* DOCUMENT SECTION *
==================================================

The Evening Standard newspaper said detectives were checking "conflicting" witness reports that he may have been killed when he stepped in to break up a fight at the school gates.
Prince was a youth team player at the London Championship club Queens Park Rangers.
His death came a week before the launch of a knife amnesty and has reopened the question of whether British schools need to increase their security.
Police said a 16-year-old boy was seen running away from the incident.
QPR said Prince would be sorely missed.
"He was a great lad, a terrific prospect and it's a huge setback for everyone who knew him," said head of QPR youth Joe Gallen on the club's website.
'Staff and children are devastated'
QPR chairperson Gianni Paladini said the club would do everything it could to help the family through "this terrible time".
The school's principal, Phil Hearne, said staff and children were devastated.
"This was a lovely young man," he said. "He was looked up to by youngsters here, terribly well respected, an extremely reliable, hard working, bright young man - a natural born leader."
Mayor of London Ken Livingstone said he would write to British home secretary John Reid to press for tough sentences for those convicted of knife crime.
Considering airport-style security?
"We need to send a very strong message that if you commit a crime using a knife in this city or you are caught with one in your possession then you will face a very harsh sentence," said Livingstone.
Barnet police commander, chief superintendent Mark Ricketts, said schools should perhaps consider airport-style security checks.
"(Knife crime) is getting everywhere," he told BBC Radio. "Maybe we need to start making some rather extraordinary decisions. Maybe we need the kind of apparatus you see at airports."
Barnet council's Mike Freer said lessons needed to be learnt from the killing, but that he would not want to see schools being turned into fortresses.
"It's a tragic event and our thoughts are with the families and also the school, which is in a state of shock," he said.
"We have to consider everything but I think we have to remind ourselves that schools are not fortresses, they are places of education. We need to try and make sure that our schools stay safe - but they are still schools at the end of the day."

==================================================

* OBJECTIVES *
A. Answer these questions from the news article:
(i) At which club was Prince a youth team player?
(ii) Who is the school's principal?
(iii) To whom did Ken Livingstone say he would write?
B. Reproduce the news article from "QPR said Prince" up to and including "children were devastated.".
C. List every person named in the news article.
Use only the news article to answer.

* EXTRACTED ENTRIES *
==================================================

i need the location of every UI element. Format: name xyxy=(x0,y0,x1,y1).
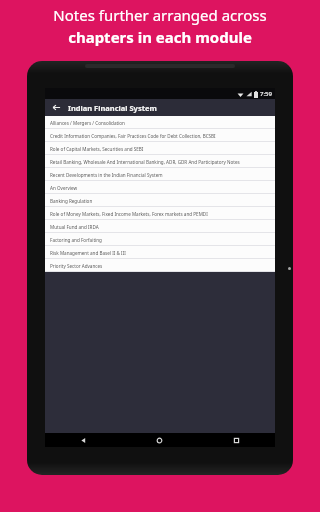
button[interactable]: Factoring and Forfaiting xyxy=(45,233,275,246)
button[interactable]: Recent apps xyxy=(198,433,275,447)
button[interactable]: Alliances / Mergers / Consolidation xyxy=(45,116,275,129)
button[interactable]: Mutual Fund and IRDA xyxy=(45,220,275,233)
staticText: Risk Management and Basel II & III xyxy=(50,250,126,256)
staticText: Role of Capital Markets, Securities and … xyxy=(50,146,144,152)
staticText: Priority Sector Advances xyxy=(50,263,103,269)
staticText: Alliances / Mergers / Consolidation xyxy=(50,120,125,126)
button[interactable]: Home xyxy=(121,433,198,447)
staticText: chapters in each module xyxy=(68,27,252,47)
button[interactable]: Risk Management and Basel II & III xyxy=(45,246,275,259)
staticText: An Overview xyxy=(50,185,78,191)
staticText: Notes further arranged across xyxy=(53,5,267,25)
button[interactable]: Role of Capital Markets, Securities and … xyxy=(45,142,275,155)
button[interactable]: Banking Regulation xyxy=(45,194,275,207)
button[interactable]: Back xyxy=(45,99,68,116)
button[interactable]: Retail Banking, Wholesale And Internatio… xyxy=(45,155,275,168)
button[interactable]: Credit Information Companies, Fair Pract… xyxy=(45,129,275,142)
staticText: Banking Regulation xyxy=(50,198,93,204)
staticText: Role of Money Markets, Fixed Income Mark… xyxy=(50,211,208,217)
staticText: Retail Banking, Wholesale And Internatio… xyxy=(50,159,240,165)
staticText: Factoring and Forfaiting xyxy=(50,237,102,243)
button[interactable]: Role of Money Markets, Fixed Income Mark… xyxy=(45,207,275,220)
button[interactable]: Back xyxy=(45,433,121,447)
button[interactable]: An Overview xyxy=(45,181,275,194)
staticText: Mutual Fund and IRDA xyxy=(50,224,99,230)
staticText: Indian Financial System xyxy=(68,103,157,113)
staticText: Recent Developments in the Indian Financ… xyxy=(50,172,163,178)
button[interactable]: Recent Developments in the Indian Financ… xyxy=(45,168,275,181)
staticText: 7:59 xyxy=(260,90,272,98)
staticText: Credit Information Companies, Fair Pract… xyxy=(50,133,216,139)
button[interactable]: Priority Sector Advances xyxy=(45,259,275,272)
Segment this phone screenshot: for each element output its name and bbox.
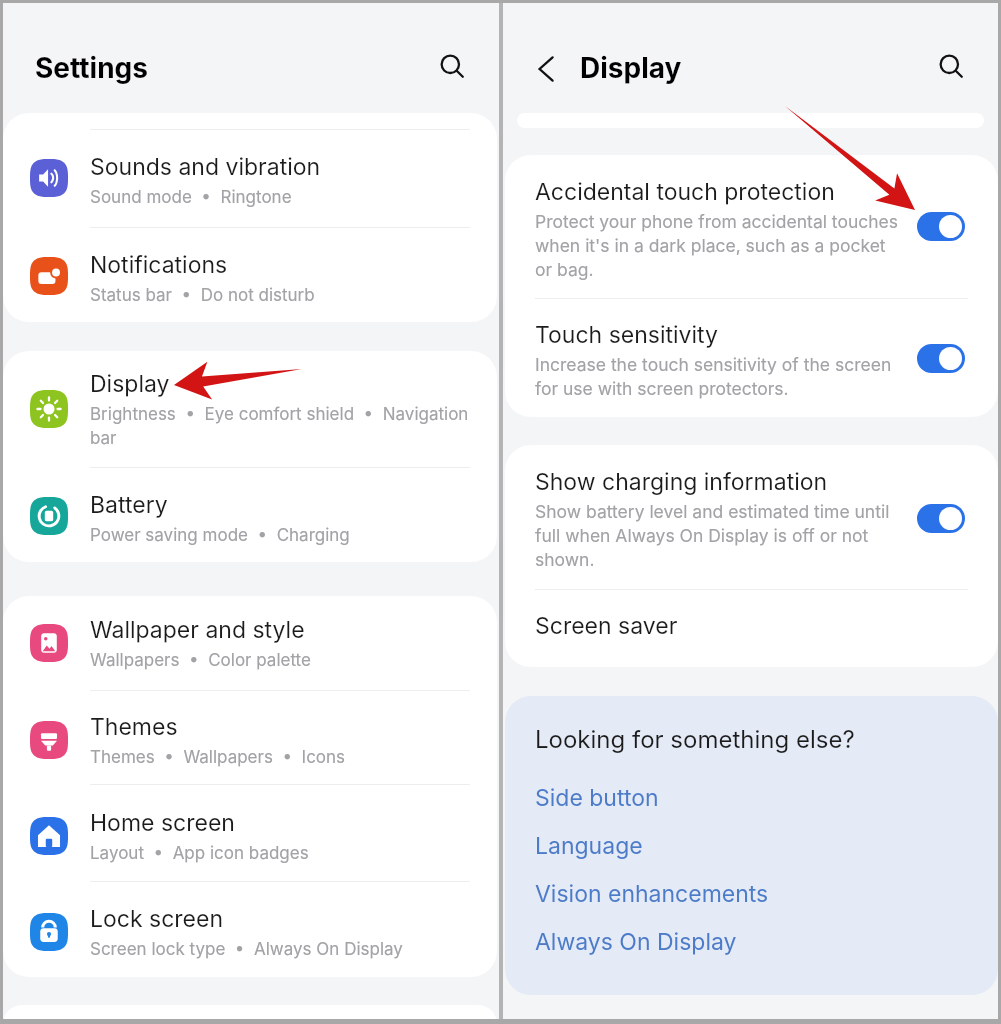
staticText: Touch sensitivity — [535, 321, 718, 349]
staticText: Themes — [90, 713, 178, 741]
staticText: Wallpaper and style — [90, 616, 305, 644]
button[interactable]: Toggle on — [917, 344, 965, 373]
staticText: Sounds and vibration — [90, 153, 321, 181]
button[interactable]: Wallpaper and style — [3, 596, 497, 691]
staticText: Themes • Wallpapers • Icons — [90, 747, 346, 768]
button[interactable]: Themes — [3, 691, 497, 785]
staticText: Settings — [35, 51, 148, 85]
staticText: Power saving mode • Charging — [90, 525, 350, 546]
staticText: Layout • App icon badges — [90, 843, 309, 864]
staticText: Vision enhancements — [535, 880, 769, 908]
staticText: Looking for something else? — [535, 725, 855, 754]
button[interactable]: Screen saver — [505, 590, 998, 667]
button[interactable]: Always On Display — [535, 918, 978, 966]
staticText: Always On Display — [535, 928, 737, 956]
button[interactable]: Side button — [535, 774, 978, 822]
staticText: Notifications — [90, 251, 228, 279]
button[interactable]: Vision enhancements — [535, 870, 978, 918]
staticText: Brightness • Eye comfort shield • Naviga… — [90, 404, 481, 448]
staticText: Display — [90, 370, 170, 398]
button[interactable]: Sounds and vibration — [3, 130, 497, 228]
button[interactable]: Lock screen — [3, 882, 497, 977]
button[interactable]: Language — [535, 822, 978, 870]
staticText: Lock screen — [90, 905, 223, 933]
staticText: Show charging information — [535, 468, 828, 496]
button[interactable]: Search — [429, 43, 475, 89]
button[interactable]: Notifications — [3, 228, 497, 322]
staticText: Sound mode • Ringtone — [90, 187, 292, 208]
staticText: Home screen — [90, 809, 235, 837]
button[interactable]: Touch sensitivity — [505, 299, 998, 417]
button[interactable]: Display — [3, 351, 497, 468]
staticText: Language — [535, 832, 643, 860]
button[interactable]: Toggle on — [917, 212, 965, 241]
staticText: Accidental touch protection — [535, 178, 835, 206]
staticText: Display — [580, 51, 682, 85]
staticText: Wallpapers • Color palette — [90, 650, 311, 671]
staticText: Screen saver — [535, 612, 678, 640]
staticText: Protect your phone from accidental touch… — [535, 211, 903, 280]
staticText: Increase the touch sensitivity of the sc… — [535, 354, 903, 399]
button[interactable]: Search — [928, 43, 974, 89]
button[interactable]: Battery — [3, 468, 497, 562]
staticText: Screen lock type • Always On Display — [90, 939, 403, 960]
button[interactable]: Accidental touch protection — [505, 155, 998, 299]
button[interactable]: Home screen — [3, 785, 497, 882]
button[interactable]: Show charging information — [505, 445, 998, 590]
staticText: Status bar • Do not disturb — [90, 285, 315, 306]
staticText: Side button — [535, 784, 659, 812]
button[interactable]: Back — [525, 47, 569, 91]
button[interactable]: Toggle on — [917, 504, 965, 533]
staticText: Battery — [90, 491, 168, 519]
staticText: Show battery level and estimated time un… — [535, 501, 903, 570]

==================================================

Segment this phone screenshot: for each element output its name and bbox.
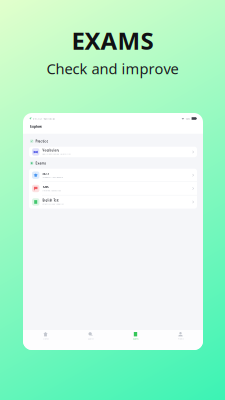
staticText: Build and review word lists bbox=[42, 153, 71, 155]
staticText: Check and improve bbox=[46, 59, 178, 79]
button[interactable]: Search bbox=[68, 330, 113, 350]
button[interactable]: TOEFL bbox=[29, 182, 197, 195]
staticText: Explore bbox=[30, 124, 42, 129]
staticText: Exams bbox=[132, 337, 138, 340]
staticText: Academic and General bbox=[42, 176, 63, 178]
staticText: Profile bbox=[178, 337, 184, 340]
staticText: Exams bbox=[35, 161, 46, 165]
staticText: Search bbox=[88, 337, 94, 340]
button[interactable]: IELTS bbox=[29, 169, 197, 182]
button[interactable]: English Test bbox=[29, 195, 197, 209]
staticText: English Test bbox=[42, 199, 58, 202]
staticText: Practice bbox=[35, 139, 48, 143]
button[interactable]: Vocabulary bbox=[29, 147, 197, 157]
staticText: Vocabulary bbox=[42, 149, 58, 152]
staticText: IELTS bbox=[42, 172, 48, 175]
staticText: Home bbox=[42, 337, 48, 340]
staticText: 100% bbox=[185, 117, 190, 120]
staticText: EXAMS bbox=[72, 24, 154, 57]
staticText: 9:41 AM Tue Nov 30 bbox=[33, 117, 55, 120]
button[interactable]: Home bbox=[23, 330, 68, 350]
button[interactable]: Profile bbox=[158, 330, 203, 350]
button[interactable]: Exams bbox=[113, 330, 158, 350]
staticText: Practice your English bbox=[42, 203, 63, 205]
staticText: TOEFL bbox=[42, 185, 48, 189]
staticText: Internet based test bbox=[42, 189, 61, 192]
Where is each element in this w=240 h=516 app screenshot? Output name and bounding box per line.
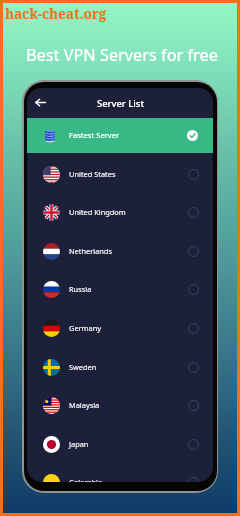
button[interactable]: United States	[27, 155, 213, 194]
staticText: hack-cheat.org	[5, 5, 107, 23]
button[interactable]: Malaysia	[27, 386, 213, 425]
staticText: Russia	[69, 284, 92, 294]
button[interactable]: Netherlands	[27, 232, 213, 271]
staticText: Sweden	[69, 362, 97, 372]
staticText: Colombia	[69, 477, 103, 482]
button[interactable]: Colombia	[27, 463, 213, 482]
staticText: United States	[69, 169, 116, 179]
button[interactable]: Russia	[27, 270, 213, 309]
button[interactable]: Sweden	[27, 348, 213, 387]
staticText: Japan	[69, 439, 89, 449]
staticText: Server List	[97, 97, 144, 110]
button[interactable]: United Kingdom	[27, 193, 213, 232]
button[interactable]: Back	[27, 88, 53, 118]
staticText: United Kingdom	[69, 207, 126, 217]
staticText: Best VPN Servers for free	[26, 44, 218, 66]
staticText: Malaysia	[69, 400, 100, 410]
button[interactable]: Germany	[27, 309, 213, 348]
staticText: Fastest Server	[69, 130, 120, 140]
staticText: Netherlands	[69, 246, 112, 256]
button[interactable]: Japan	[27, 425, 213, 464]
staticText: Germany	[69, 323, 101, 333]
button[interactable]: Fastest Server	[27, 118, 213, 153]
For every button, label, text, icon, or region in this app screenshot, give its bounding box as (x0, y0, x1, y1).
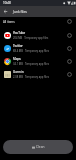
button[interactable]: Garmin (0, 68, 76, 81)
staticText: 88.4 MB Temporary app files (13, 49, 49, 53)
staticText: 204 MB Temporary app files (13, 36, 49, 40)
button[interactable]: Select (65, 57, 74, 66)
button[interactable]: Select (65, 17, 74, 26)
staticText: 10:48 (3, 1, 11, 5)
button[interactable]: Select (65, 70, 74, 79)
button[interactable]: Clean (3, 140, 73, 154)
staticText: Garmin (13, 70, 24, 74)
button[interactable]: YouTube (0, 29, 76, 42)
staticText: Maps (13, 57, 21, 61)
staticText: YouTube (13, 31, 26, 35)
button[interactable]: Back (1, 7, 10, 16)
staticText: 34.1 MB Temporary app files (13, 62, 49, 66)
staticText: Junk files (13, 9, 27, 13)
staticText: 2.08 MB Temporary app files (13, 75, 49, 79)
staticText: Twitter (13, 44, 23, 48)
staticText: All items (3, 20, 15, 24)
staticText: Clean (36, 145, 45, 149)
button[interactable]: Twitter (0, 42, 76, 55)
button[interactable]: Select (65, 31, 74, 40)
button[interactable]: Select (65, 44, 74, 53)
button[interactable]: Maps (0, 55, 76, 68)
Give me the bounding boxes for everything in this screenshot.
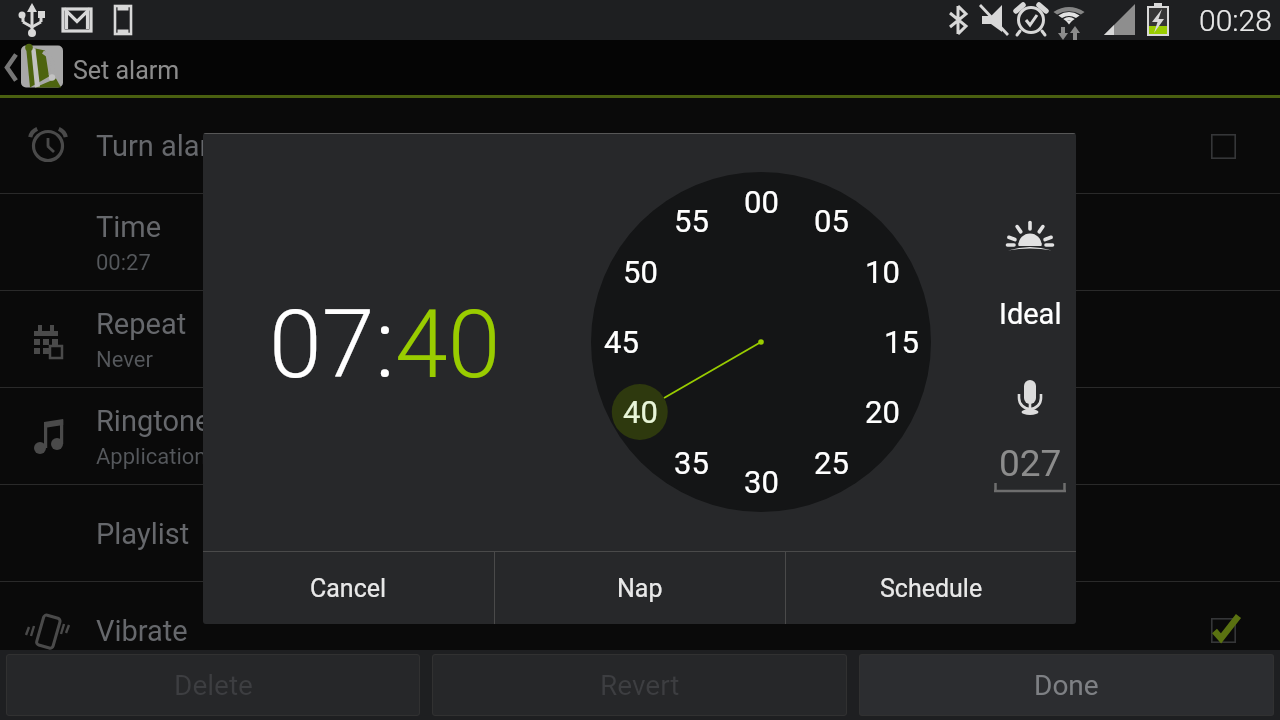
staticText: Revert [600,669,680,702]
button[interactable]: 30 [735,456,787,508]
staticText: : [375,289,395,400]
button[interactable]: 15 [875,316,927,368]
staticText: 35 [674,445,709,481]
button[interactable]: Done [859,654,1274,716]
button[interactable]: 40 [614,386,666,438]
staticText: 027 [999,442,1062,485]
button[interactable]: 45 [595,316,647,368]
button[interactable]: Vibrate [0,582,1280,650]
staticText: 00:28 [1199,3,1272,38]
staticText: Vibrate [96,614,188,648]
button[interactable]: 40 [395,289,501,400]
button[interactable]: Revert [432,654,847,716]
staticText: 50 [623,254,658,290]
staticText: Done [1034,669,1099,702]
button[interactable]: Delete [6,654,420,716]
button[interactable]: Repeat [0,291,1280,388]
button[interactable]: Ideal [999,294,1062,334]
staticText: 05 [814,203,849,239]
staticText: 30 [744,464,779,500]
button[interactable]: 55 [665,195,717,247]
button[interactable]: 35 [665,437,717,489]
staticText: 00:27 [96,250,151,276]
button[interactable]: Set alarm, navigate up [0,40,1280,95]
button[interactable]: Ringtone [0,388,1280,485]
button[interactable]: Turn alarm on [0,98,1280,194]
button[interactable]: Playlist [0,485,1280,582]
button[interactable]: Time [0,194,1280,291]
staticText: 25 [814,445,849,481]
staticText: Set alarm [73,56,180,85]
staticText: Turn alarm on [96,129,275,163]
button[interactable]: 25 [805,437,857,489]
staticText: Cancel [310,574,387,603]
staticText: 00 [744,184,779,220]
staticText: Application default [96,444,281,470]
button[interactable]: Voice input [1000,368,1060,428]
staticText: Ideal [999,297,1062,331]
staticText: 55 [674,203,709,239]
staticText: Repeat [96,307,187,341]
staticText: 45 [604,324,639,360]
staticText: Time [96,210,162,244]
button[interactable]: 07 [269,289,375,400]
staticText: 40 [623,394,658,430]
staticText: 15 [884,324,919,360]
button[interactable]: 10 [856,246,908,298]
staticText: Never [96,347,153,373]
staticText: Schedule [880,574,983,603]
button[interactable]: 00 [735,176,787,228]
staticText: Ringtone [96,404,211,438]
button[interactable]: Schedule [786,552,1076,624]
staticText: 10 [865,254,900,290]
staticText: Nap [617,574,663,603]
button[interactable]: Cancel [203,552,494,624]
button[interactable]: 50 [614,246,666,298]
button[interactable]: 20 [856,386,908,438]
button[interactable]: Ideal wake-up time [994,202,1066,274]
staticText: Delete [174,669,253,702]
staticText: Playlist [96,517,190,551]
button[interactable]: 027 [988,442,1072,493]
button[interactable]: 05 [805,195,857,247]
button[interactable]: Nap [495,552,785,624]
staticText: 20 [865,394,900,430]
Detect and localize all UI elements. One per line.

==================================================

* SOLUTIONS TO THE TASKS *
A.
(i) Queens Park Rangers
(ii) Phil Hearne
(iii) British home secretary John Reid

B.
QPR said Prince would be sorely missed.
"He was a great lad, a terrific prospect and it's a huge setback for everyone who knew him," said head of QPR youth Joe Gallen on the club's website.
'Staff and children are devastated'
QPR chairperson Gianni Paladini said the club would do everything it could to help the family through "this terrible time".
The school's principal, Phil Hearne, said staff and children were devastated.

C.
Prince
Joe Gallen
Gianni Paladini
Phil Hearne
Ken Livingstone
John Reid
Mark Ricketts
Mike Freer